***** Extrait à lire *****

Si vous avez adoré Shining Force, Dragon Force ou encore Valkyria Chronicles, et bien sachez que Persona 5 Tactica n'a absolument rien à voir avec ces jeux. Il ne ressemble pas non plus aux jeux Devil Survivor sortis sur DS et 3DS. La formule utilisée ici est reprise de jeux plus récents comme X-Com et les Mario VS. Lapins Crétins. On y contrôle une petite escouade de trois personnages (quatre vers la fin du jeu) dans de petites cartes utilisant des damiers. L'accent est mis sur la couverture (derrière les obstacles, pas votre plaid) et les attaques à distance. Le placement est important et il existe de nombreux moyens de déplacer les ennemis, afin de les mettre à découvert. Le positionnement est donc la clef et le jeu est très permissif à ce niveau, puisqu'on peut bouger tous les personnages à tour de rôle autant que l'on veut, dans les limites de leur zone de déplacement, jusqu'à ce que l'on soit satisfait.

*****

Répondez à ces questions d'après le texte sur Persona 5 Tactica :
(a) De quels jeux plus récents la formule du jeu est-elle reprise ?
(b) Sur quels deux points l'accent est-il mis ?
(c) Combien de personnages compte l'escouade vers la fin du jeu ?
Le matériel n'a aucun rôle dans ce travail.

***** Matériel fourni *****

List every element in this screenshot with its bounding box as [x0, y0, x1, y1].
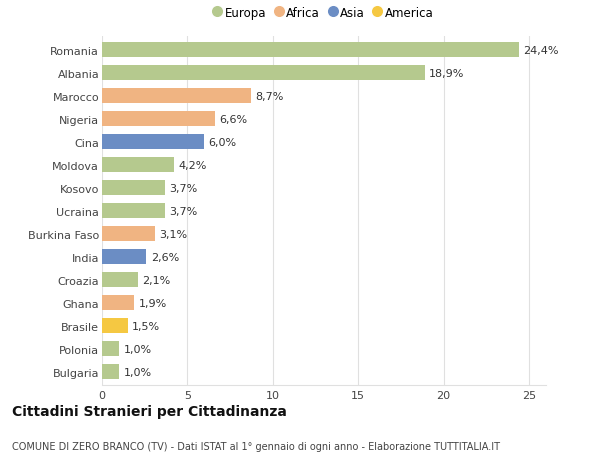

*****

> **Résultat obtenu**
(a) X-Com et les Mario VS. Lapins Crétins.
(b) La couverture et les attaques à distance.
(c) Quatre.